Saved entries
-----

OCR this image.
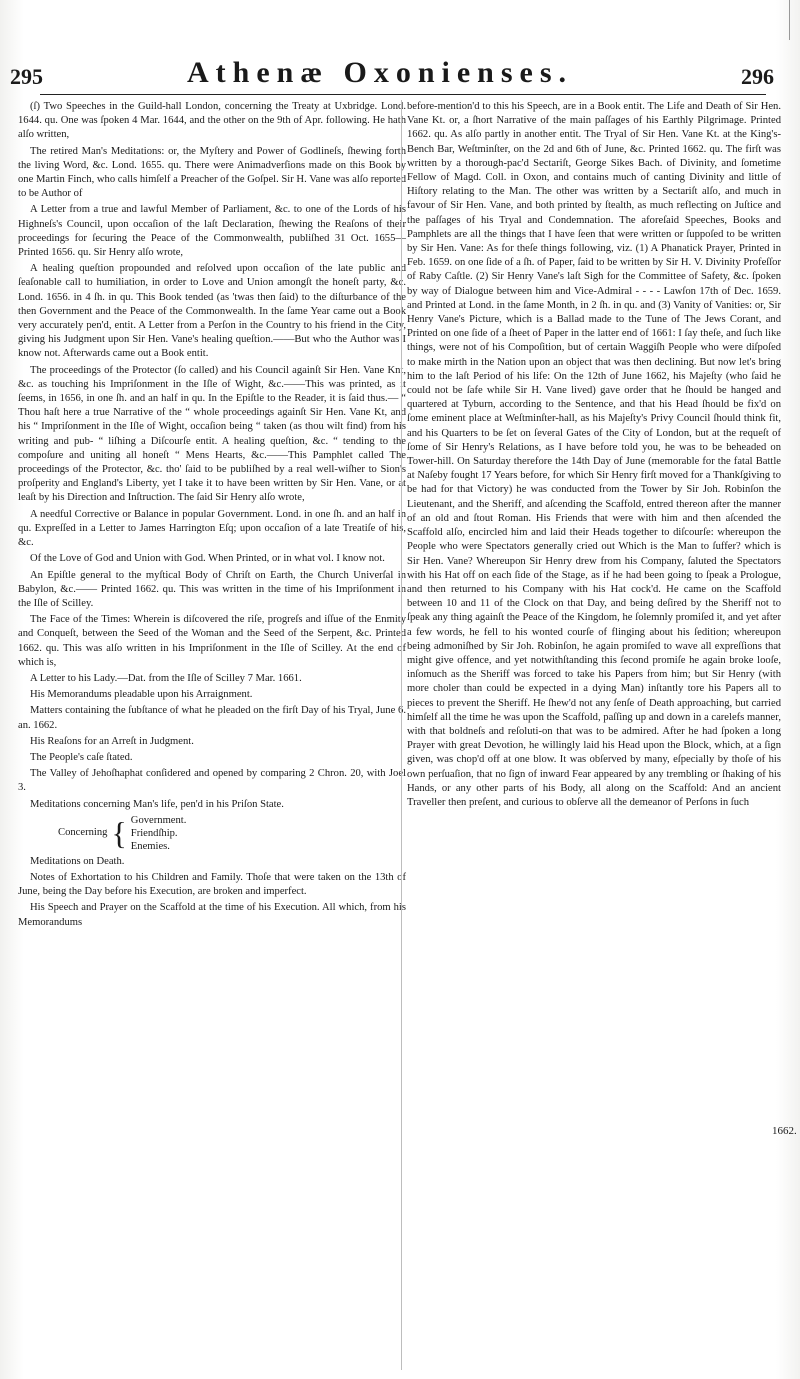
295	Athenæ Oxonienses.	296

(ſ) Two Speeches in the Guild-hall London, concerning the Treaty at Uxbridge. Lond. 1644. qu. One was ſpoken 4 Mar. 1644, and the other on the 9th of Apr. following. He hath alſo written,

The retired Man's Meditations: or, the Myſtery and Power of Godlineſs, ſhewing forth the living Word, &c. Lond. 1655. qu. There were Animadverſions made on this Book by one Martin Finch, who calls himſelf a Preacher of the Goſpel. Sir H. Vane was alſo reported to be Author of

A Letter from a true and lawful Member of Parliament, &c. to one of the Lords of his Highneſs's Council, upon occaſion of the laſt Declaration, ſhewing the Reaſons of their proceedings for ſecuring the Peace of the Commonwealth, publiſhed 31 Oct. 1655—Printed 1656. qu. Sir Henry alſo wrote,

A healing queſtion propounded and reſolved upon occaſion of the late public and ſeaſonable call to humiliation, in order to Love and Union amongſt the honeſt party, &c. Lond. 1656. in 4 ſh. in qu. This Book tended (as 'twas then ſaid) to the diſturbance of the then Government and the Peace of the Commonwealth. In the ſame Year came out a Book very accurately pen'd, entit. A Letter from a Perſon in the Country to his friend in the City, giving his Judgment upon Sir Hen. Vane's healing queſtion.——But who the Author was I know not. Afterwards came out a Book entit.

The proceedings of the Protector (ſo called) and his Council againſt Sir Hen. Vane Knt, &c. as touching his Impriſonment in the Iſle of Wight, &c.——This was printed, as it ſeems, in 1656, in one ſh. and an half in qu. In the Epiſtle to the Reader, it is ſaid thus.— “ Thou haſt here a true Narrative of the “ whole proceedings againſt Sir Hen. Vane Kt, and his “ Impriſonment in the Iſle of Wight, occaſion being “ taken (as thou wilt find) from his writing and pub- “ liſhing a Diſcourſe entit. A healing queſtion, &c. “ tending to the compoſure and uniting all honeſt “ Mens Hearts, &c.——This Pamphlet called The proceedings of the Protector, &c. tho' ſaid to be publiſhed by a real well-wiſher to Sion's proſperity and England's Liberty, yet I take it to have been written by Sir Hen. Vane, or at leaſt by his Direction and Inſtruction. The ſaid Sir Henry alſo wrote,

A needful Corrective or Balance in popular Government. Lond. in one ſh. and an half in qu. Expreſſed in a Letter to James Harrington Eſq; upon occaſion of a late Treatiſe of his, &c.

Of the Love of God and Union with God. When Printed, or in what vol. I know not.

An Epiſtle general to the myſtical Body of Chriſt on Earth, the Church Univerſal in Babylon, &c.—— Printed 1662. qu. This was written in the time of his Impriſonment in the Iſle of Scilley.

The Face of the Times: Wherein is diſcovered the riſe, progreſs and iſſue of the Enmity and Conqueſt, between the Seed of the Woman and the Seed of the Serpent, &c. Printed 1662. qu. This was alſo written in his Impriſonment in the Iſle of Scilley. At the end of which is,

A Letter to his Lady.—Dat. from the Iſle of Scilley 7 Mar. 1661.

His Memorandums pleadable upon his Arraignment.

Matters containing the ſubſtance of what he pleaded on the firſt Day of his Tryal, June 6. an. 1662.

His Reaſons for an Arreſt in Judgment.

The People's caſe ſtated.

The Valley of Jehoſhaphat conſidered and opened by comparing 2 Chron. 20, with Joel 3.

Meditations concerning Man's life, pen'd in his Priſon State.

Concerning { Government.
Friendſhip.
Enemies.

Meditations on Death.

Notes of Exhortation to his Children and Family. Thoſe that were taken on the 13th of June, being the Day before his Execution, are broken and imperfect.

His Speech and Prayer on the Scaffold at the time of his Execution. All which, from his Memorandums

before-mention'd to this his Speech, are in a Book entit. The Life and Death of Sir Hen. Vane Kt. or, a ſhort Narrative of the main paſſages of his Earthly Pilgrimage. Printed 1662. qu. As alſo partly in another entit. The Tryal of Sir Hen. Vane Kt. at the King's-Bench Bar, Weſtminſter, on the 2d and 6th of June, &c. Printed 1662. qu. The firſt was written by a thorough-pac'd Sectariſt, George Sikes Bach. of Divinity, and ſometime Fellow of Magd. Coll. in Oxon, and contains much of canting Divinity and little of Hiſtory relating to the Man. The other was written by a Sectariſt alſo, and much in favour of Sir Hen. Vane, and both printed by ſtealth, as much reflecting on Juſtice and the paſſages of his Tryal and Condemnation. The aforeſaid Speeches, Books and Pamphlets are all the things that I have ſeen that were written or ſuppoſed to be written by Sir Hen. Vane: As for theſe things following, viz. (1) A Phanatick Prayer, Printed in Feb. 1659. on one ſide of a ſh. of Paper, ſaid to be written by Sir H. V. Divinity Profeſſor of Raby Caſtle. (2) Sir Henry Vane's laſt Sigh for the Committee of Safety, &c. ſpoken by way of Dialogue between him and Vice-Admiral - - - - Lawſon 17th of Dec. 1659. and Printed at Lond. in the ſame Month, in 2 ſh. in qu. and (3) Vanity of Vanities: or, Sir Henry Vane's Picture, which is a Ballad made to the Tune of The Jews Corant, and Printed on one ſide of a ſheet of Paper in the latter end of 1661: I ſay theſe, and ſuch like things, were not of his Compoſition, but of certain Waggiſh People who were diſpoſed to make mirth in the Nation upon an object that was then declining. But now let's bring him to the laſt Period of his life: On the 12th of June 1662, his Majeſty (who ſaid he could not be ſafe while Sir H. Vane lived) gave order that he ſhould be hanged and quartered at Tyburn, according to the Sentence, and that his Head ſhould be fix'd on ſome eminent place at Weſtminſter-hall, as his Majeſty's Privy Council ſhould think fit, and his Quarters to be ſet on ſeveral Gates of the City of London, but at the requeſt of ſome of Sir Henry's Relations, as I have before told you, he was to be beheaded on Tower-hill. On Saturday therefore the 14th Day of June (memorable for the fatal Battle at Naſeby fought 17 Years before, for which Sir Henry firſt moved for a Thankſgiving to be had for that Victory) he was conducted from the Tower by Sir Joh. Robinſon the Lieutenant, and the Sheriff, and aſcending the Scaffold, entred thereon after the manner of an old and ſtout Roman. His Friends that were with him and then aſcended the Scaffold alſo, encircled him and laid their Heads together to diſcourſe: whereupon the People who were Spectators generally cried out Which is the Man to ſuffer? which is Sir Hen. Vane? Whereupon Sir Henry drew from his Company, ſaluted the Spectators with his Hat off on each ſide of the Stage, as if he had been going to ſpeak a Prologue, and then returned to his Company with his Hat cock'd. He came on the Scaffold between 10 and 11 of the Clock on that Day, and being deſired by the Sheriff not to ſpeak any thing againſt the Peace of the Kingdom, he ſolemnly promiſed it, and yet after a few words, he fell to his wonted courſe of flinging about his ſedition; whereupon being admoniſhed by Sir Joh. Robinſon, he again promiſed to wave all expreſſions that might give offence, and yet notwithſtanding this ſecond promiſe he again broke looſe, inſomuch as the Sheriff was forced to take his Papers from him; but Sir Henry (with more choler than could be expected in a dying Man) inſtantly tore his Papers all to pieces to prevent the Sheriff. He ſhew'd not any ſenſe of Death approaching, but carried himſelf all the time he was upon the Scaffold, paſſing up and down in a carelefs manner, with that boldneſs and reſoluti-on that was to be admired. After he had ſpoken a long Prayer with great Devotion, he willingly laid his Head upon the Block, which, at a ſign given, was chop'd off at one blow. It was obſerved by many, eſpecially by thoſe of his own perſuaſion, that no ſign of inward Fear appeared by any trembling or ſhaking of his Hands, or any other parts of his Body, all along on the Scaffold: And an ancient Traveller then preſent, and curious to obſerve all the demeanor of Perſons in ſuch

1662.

-----

Exercise aim
Any pictures should be dropped; transcribe the rest of the records above exactly.

Written answer
OCR this image.
295	Athenæ Oxonienses.	296

(ſ) Two Speeches in the Guild-hall London, concerning the Treaty at Uxbridge. Lond. 1644. qu. One was ſpoken 4 Mar. 1644, and the other on the 9th of Apr. following. He hath alſo written,

The retired Man's Meditations: or, the Myſtery and Power of Godlineſs, ſhewing forth the living Word, &c. Lond. 1655. qu. There were Animadverſions made on this Book by one Martin Finch, who calls himſelf a Preacher of the Goſpel. Sir H. Vane was alſo reported to be Author of

A Letter from a true and lawful Member of Parliament, &c. to one of the Lords of his Highneſs's Council, upon occaſion of the laſt Declaration, ſhewing the Reaſons of their proceedings for ſecuring the Peace of the Commonwealth, publiſhed 31 Oct. 1655—Printed 1656. qu. Sir Henry alſo wrote,

A healing queſtion propounded and reſolved upon occaſion of the late public and ſeaſonable call to humiliation, in order to Love and Union amongſt the honeſt party, &c. Lond. 1656. in 4 ſh. in qu. This Book tended (as 'twas then ſaid) to the diſturbance of the then Government and the Peace of the Commonwealth. In the ſame Year came out a Book very accurately pen'd, entit. A Letter from a Perſon in the Country to his friend in the City, giving his Judgment upon Sir Hen. Vane's healing queſtion.——But who the Author was I know not. Afterwards came out a Book entit.

The proceedings of the Protector (ſo called) and his Council againſt Sir Hen. Vane Knt, &c. as touching his Impriſonment in the Iſle of Wight, &c.——This was printed, as it ſeems, in 1656, in one ſh. and an half in qu. In the Epiſtle to the Reader, it is ſaid thus.— “ Thou haſt here a true Narrative of the “ whole proceedings againſt Sir Hen. Vane Kt, and his “ Impriſonment in the Iſle of Wight, occaſion being “ taken (as thou wilt find) from his writing and pub- “ liſhing a Diſcourſe entit. A healing queſtion, &c. “ tending to the compoſure and uniting all honeſt “ Mens Hearts, &c.——This Pamphlet called The proceedings of the Protector, &c. tho' ſaid to be publiſhed by a real well-wiſher to Sion's proſperity and England's Liberty, yet I take it to have been written by Sir Hen. Vane, or at leaſt by his Direction and Inſtruction. The ſaid Sir Henry alſo wrote,

A needful Corrective or Balance in popular Government. Lond. in one ſh. and an half in qu. Expreſſed in a Letter to James Harrington Eſq; upon occaſion of a late Treatiſe of his, &c.

Of the Love of God and Union with God. When Printed, or in what vol. I know not.

An Epiſtle general to the myſtical Body of Chriſt on Earth, the Church Univerſal in Babylon, &c.—— Printed 1662. qu. This was written in the time of his Impriſonment in the Iſle of Scilley.

The Face of the Times: Wherein is diſcovered the riſe, progreſs and iſſue of the Enmity and Conqueſt, between the Seed of the Woman and the Seed of the Serpent, &c. Printed 1662. qu. This was alſo written in his Impriſonment in the Iſle of Scilley. At the end of which is,

A Letter to his Lady.—Dat. from the Iſle of Scilley 7 Mar. 1661.

His Memorandums pleadable upon his Arraignment.

Matters containing the ſubſtance of what he pleaded on the firſt Day of his Tryal, June 6. an. 1662.

His Reaſons for an Arreſt in Judgment.

The People's caſe ſtated.

The Valley of Jehoſhaphat conſidered and opened by comparing 2 Chron. 20, with Joel 3.

Meditations concerning Man's life, pen'd in his Priſon State.

Concerning { Government.
Friendſhip.
Enemies.

Meditations on Death.

Notes of Exhortation to his Children and Family. Thoſe that were taken on the 13th of June, being the Day before his Execution, are broken and imperfect.

His Speech and Prayer on the Scaffold at the time of his Execution. All which, from his Memorandums

before-mention'd to this his Speech, are in a Book entit. The Life and Death of Sir Hen. Vane Kt. or, a ſhort Narrative of the main paſſages of his Earthly Pilgrimage. Printed 1662. qu. As alſo partly in another entit. The Tryal of Sir Hen. Vane Kt. at the King's-Bench Bar, Weſtminſter, on the 2d and 6th of June, &c. Printed 1662. qu. The firſt was written by a thorough-pac'd Sectariſt, George Sikes Bach. of Divinity, and ſometime Fellow of Magd. Coll. in Oxon, and contains much of canting Divinity and little of Hiſtory relating to the Man. The other was written by a Sectariſt alſo, and much in favour of Sir Hen. Vane, and both printed by ſtealth, as much reflecting on Juſtice and the paſſages of his Tryal and Condemnation. The aforeſaid Speeches, Books and Pamphlets are all the things that I have ſeen that were written or ſuppoſed to be written by Sir Hen. Vane: As for theſe things following, viz. (1) A Phanatick Prayer, Printed in Feb. 1659. on one ſide of a ſh. of Paper, ſaid to be written by Sir H. V. Divinity Profeſſor of Raby Caſtle. (2) Sir Henry Vane's laſt Sigh for the Committee of Safety, &c. ſpoken by way of Dialogue between him and Vice-Admiral - - - - Lawſon 17th of Dec. 1659. and Printed at Lond. in the ſame Month, in 2 ſh. in qu. and (3) Vanity of Vanities: or, Sir Henry Vane's Picture, which is a Ballad made to the Tune of The Jews Corant, and Printed on one ſide of a ſheet of Paper in the latter end of 1661: I ſay theſe, and ſuch like things, were not of his Compoſition, but of certain Waggiſh People who were diſpoſed to make mirth in the Nation upon an object that was then declining. But now let's bring him to the laſt Period of his life: On the 12th of June 1662, his Majeſty (who ſaid he could not be ſafe while Sir H. Vane lived) gave order that he ſhould be hanged and quartered at Tyburn, according to the Sentence, and that his Head ſhould be fix'd on ſome eminent place at Weſtminſter-hall, as his Majeſty's Privy Council ſhould think fit, and his Quarters to be ſet on ſeveral Gates of the City of London, but at the requeſt of ſome of Sir Henry's Relations, as I have before told you, he was to be beheaded on Tower-hill. On Saturday therefore the 14th Day of June (memorable for the fatal Battle at Naſeby fought 17 Years before, for which Sir Henry firſt moved for a Thankſgiving to be had for that Victory) he was conducted from the Tower by Sir Joh. Robinſon the Lieutenant, and the Sheriff, and aſcending the Scaffold, entred thereon after the manner of an old and ſtout Roman. His Friends that were with him and then aſcended the Scaffold alſo, encircled him and laid their Heads together to diſcourſe: whereupon the People who were Spectators generally cried out Which is the Man to ſuffer? which is Sir Hen. Vane? Whereupon Sir Henry drew from his Company, ſaluted the Spectators with his Hat off on each ſide of the Stage, as if he had been going to ſpeak a Prologue, and then returned to his Company with his Hat cock'd. He came on the Scaffold between 10 and 11 of the Clock on that Day, and being deſired by the Sheriff not to ſpeak any thing againſt the Peace of the Kingdom, he ſolemnly promiſed it, and yet after a few words, he fell to his wonted courſe of flinging about his ſedition; whereupon being admoniſhed by Sir Joh. Robinſon, he again promiſed to wave all expreſſions that might give offence, and yet notwithſtanding this ſecond promiſe he again broke looſe, inſomuch as the Sheriff was forced to take his Papers from him; but Sir Henry (with more choler than could be expected in a dying Man) inſtantly tore his Papers all to pieces to prevent the Sheriff. He ſhew'd not any ſenſe of Death approaching, but carried himſelf all the time he was upon the Scaffold, paſſing up and down in a carelefs manner, with that boldneſs and reſoluti-on that was to be admired. After he had ſpoken a long Prayer with great Devotion, he willingly laid his Head upon the Block, which, at a ſign given, was chop'd off at one blow. It was obſerved by many, eſpecially by thoſe of his own perſuaſion, that no ſign of inward Fear appeared by any trembling or ſhaking of his Hands, or any other parts of his Body, all along on the Scaffold: And an ancient Traveller then preſent, and curious to obſerve all the demeanor of Perſons in ſuch

1662.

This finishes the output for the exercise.